= TASK TO CARRY OUT =
Put each line of the material below into a Markdown table with the columns Row and Line, numbering the rows in order and skipping blank lines. Leave the pictures out of the table.

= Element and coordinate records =
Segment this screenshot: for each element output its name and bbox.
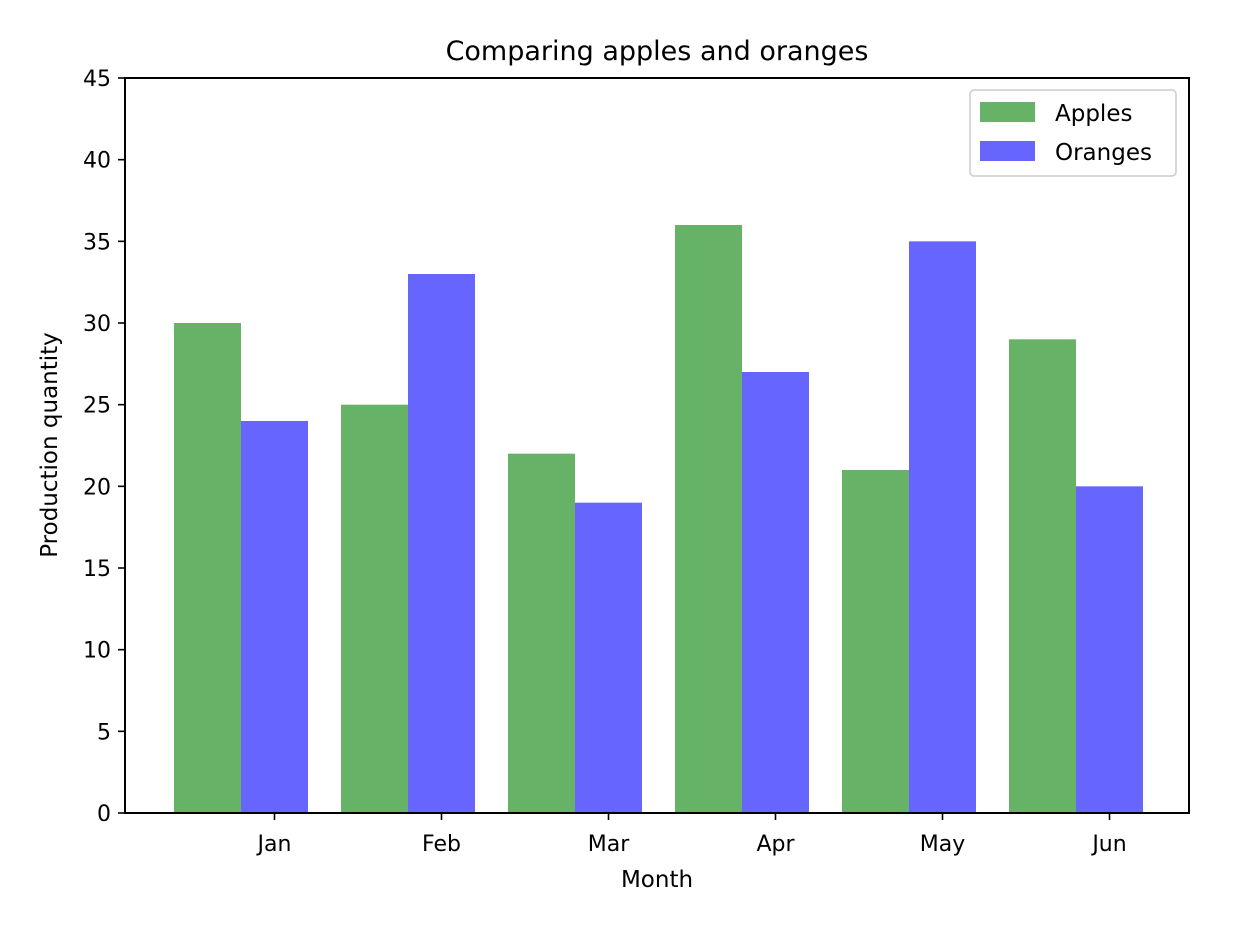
y-tick-label: 35 [83, 230, 111, 255]
y-tick-label: 10 [83, 639, 111, 664]
bar-oranges-feb [408, 274, 475, 813]
y-tick-label: 5 [97, 720, 111, 745]
chart-title: Comparing apples and oranges [446, 36, 869, 67]
bar-apples-mar [508, 453, 575, 813]
bar-apples-jan [174, 323, 241, 813]
x-tick-label: Feb [422, 832, 461, 857]
y-axis-label: Production quantity [37, 332, 63, 558]
x-tick-label: Mar [588, 832, 630, 857]
bar-apples-feb [341, 404, 408, 813]
x-tick-label: May [920, 832, 965, 857]
legend-label-oranges: Oranges [1055, 140, 1152, 166]
x-tick-label: Jan [256, 832, 292, 857]
y-tick-label: 0 [97, 802, 111, 827]
x-tick-label: Apr [756, 832, 795, 857]
y-tick-label: 15 [83, 557, 111, 582]
plot-frame [124, 77, 1190, 814]
bar-oranges-mar [575, 502, 642, 813]
legend-label-apples: Apples [1055, 101, 1132, 127]
y-tick-label: 40 [83, 149, 111, 174]
y-tick-label: 20 [83, 475, 111, 500]
y-axis: 0 5 10 15 20 25 30 35 40 45 [83, 67, 125, 827]
bars-group [174, 225, 1143, 814]
y-tick-label: 30 [83, 312, 111, 337]
y-tick-label: 25 [83, 394, 111, 419]
bar-apples-may [842, 470, 909, 813]
x-axis-label: Month [621, 867, 693, 893]
x-axis: Jan Feb Mar Apr May Jun [256, 813, 1127, 857]
x-tick-label: Jun [1090, 832, 1126, 857]
y-tick-label: 45 [83, 67, 111, 92]
legend: Apples Oranges [969, 89, 1177, 177]
bar-oranges-may [909, 241, 976, 814]
bar-oranges-jun [1076, 486, 1143, 813]
legend-swatch-oranges [980, 141, 1035, 161]
bar-oranges-apr [742, 372, 809, 813]
bar-apples-apr [675, 225, 742, 813]
legend-swatch-apples [980, 102, 1035, 122]
bar-oranges-jan [241, 421, 308, 813]
bar-apples-jun [1009, 339, 1076, 813]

= ANSWER FOR THE TASK =
| Row | Line |
|---|---|
| 1 | Segment this screenshot: for each element output its name and bbox. |
| 2 | y-tick-label: 35 [83, 230, 111, 255] |
| 3 | y-tick-label: 10 [83, 639, 111, 664] |
| 4 | bar-oranges-feb [408, 274, 475, 813] |
| 5 | y-tick-label: 5 [97, 720, 111, 745] |
| 6 | chart-title: Comparing apples and oranges [446, 36, 869, 67] |
| 7 | bar-apples-mar [508, 453, 575, 813] |
| 8 | bar-apples-jan [174, 323, 241, 813] |
| 9 | x-tick-label: Feb [422, 832, 461, 857] |
| 10 | y-axis-label: Production quantity [37, 332, 63, 558] |
| 11 | x-tick-label: Mar [588, 832, 630, 857] |
| 12 | bar-apples-feb [341, 404, 408, 813] |
| 13 | x-tick-label: May [920, 832, 965, 857] |
| 14 | legend-label-oranges: Oranges [1055, 140, 1152, 166] |
| 15 | x-tick-label: Jan [256, 832, 292, 857] |
| 16 | y-tick-label: 0 [97, 802, 111, 827] |
| 17 | x-tick-label: Apr [756, 832, 795, 857] |
| 18 | y-tick-label: 15 [83, 557, 111, 582] |
| 19 | plot-frame [124, 77, 1190, 814] |
| 20 | bar-oranges-mar [575, 502, 642, 813] |
| 21 | legend-label-apples: Apples [1055, 101, 1132, 127] |
| 22 | y-tick-label: 40 [83, 149, 111, 174] |
| 23 | y-tick-label: 20 [83, 475, 111, 500] |
| 24 | y-axis: 0 5 10 15 20 25 30 35 40 45 [83, 67, 125, 827] |
| 25 | bars-group [174, 225, 1143, 814] |
| 26 | y-tick-label: 30 [83, 312, 111, 337] |
| 27 | y-tick-label: 25 [83, 394, 111, 419] |
| 28 | bar-apples-may [842, 470, 909, 813] |
| 29 | x-axis-label: Month [621, 867, 693, 893] |
| 30 | x-axis: Jan Feb Mar Apr May Jun [256, 813, 1127, 857] |
| 31 | x-tick-label: Jun [1090, 832, 1126, 857] |
| 32 | y-tick-label: 45 [83, 67, 111, 92] |
| 33 | legend: Apples Oranges [969, 89, 1177, 177] |
| 34 | bar-oranges-may [909, 241, 976, 814] |
| 35 | bar-oranges-jun [1076, 486, 1143, 813] |
| 36 | legend-swatch-oranges [980, 141, 1035, 161] |
| 37 | bar-oranges-apr [742, 372, 809, 813] |
| 38 | bar-apples-apr [675, 225, 742, 813] |
| 39 | legend-swatch-apples [980, 102, 1035, 122] |
| 40 | bar-oranges-jan [241, 421, 308, 813] |
| 41 | bar-apples-jun [1009, 339, 1076, 813] |